- **AIM**:
Reproduce without any change the part of the items that begins with the line containing "Bar bbox=[608, 1897, 699, 1942]" and ends with the line containing "Text: 120: 120 bbox=[63, 1054, 349, 1116]", including both of those lines.

- **Element location data**:
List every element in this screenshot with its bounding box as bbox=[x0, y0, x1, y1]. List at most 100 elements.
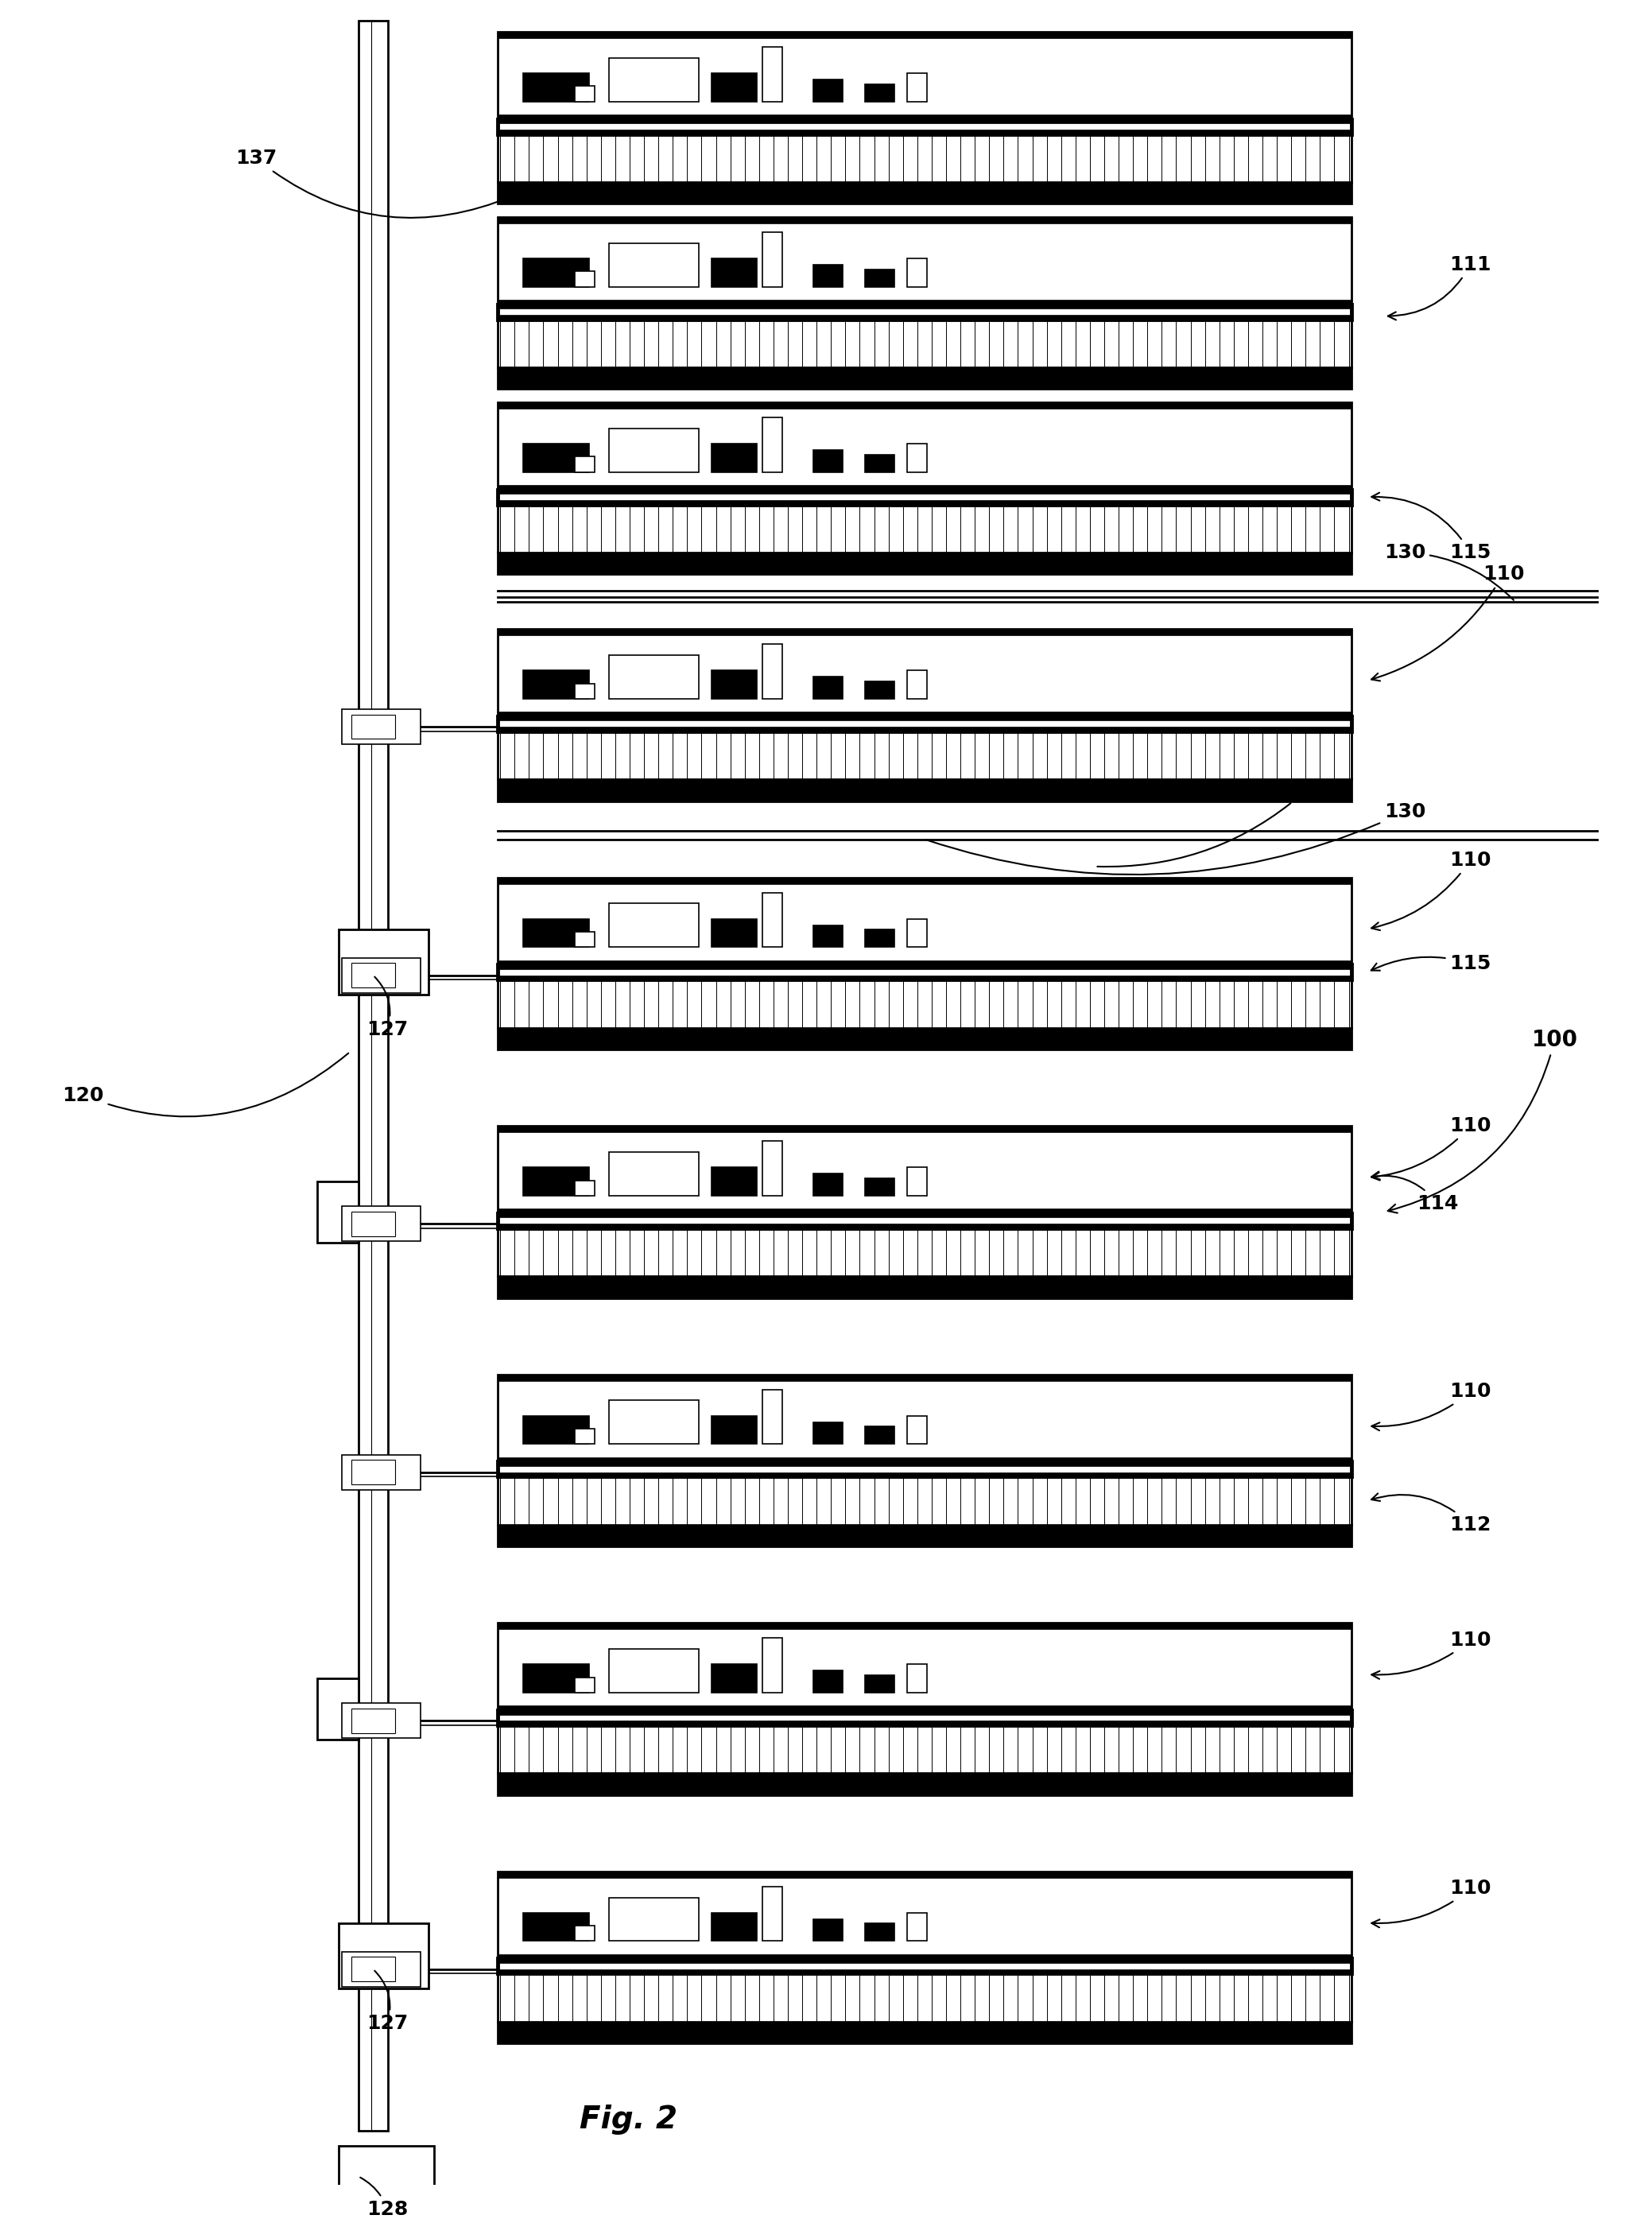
Bar bbox=[608, 1897, 699, 1942]
Bar bbox=[497, 1711, 1351, 1715]
Bar bbox=[497, 368, 1351, 388]
Bar bbox=[497, 182, 1351, 191]
Bar bbox=[497, 368, 1351, 375]
Bar bbox=[497, 1276, 1351, 1285]
Bar bbox=[497, 553, 1351, 575]
Bar bbox=[497, 31, 1351, 120]
Bar bbox=[497, 553, 1351, 575]
Bar bbox=[575, 271, 595, 286]
Bar bbox=[864, 1178, 894, 1196]
Bar bbox=[813, 1422, 843, 1445]
Bar bbox=[710, 670, 757, 699]
Bar bbox=[497, 490, 1351, 504]
Bar bbox=[497, 1968, 1351, 1973]
Bar bbox=[762, 233, 781, 286]
Bar bbox=[907, 257, 927, 286]
Bar bbox=[497, 368, 1351, 388]
Bar bbox=[524, 73, 590, 102]
Bar bbox=[339, 1924, 430, 1988]
Bar bbox=[864, 1675, 894, 1693]
Bar bbox=[497, 1773, 1351, 1795]
Bar bbox=[497, 1027, 1351, 1036]
Bar bbox=[497, 1471, 1351, 1478]
Text: 120: 120 bbox=[63, 1054, 349, 1116]
Bar bbox=[864, 268, 894, 286]
Bar bbox=[497, 182, 1351, 204]
Bar bbox=[497, 120, 1351, 124]
Bar bbox=[342, 1207, 421, 1240]
Text: 115: 115 bbox=[1371, 493, 1492, 561]
Bar bbox=[497, 1125, 1351, 1214]
Bar bbox=[352, 963, 395, 987]
Bar bbox=[497, 1959, 1351, 1964]
Bar bbox=[864, 84, 894, 102]
Bar bbox=[710, 1167, 757, 1196]
Bar bbox=[342, 1953, 421, 1986]
Bar bbox=[497, 1223, 1351, 1229]
Bar bbox=[497, 961, 1351, 965]
Bar bbox=[497, 1125, 1351, 1132]
Bar bbox=[497, 1374, 1351, 1380]
Bar bbox=[497, 628, 1351, 635]
Bar bbox=[339, 930, 430, 994]
Bar bbox=[524, 919, 590, 948]
Text: 114: 114 bbox=[1371, 1172, 1459, 1214]
Text: 110: 110 bbox=[1371, 1116, 1492, 1181]
Bar bbox=[497, 628, 1351, 717]
Bar bbox=[342, 959, 421, 992]
Bar bbox=[497, 779, 1351, 801]
Bar bbox=[575, 87, 595, 102]
Bar bbox=[608, 244, 699, 286]
Text: 115: 115 bbox=[1371, 954, 1492, 972]
Bar bbox=[497, 965, 1351, 970]
Bar bbox=[497, 877, 1351, 965]
Bar bbox=[497, 1374, 1351, 1462]
Bar bbox=[342, 710, 421, 743]
Bar bbox=[497, 1276, 1351, 1298]
Bar bbox=[352, 1212, 395, 1236]
Bar bbox=[813, 925, 843, 948]
Text: 127: 127 bbox=[367, 976, 408, 1038]
Bar bbox=[497, 1622, 1351, 1711]
Bar bbox=[497, 499, 1351, 504]
Bar bbox=[497, 1871, 1351, 1959]
Bar bbox=[524, 1416, 590, 1445]
Bar bbox=[352, 715, 395, 739]
Bar bbox=[497, 129, 1351, 133]
Bar bbox=[497, 1720, 1351, 1724]
Bar bbox=[762, 47, 781, 102]
Bar bbox=[864, 1924, 894, 1942]
Bar bbox=[813, 450, 843, 473]
Bar bbox=[497, 1955, 1351, 1959]
Bar bbox=[497, 486, 1351, 490]
Bar bbox=[907, 1913, 927, 1942]
Bar bbox=[575, 1181, 595, 1196]
Bar bbox=[497, 728, 1351, 732]
Bar bbox=[497, 2022, 1351, 2044]
Bar bbox=[710, 1664, 757, 1693]
Bar bbox=[497, 877, 1351, 883]
Bar bbox=[907, 444, 927, 473]
Text: 110: 110 bbox=[1371, 1879, 1492, 1928]
Bar bbox=[575, 932, 595, 948]
Bar bbox=[608, 655, 699, 699]
Bar bbox=[524, 1167, 590, 1196]
Text: 111: 111 bbox=[1388, 255, 1492, 320]
Bar bbox=[497, 1276, 1351, 1298]
Bar bbox=[575, 683, 595, 699]
Bar bbox=[497, 1871, 1351, 1877]
Text: 137: 137 bbox=[235, 149, 512, 217]
Bar bbox=[497, 1711, 1351, 1724]
Bar bbox=[575, 457, 595, 473]
Bar bbox=[497, 1524, 1351, 1547]
Bar bbox=[497, 1462, 1351, 1478]
Bar bbox=[710, 444, 757, 473]
Bar bbox=[813, 677, 843, 699]
Bar bbox=[497, 304, 1351, 320]
Bar bbox=[762, 1638, 781, 1693]
Bar bbox=[497, 1027, 1351, 1050]
Bar bbox=[762, 417, 781, 473]
Bar bbox=[864, 1427, 894, 1445]
Bar bbox=[497, 1959, 1351, 1973]
Bar bbox=[864, 930, 894, 948]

- **FINAL ANSWER**:
Bar bbox=[608, 1897, 699, 1942]
Bar bbox=[497, 1711, 1351, 1715]
Bar bbox=[497, 368, 1351, 388]
Bar bbox=[497, 182, 1351, 191]
Bar bbox=[497, 368, 1351, 375]
Bar bbox=[497, 1276, 1351, 1285]
Bar bbox=[497, 553, 1351, 575]
Bar bbox=[497, 31, 1351, 120]
Bar bbox=[497, 553, 1351, 575]
Bar bbox=[575, 271, 595, 286]
Bar bbox=[864, 1178, 894, 1196]
Bar bbox=[813, 1422, 843, 1445]
Bar bbox=[710, 670, 757, 699]
Bar bbox=[497, 490, 1351, 504]
Bar bbox=[497, 1968, 1351, 1973]
Bar bbox=[762, 233, 781, 286]
Bar bbox=[907, 257, 927, 286]
Bar bbox=[497, 368, 1351, 388]
Bar bbox=[524, 73, 590, 102]
Bar bbox=[339, 1924, 430, 1988]
Bar bbox=[864, 1675, 894, 1693]
Bar bbox=[497, 1773, 1351, 1795]
Bar bbox=[497, 1027, 1351, 1036]
Bar bbox=[497, 1471, 1351, 1478]
Text: 120: 120 bbox=[63, 1054, 349, 1116]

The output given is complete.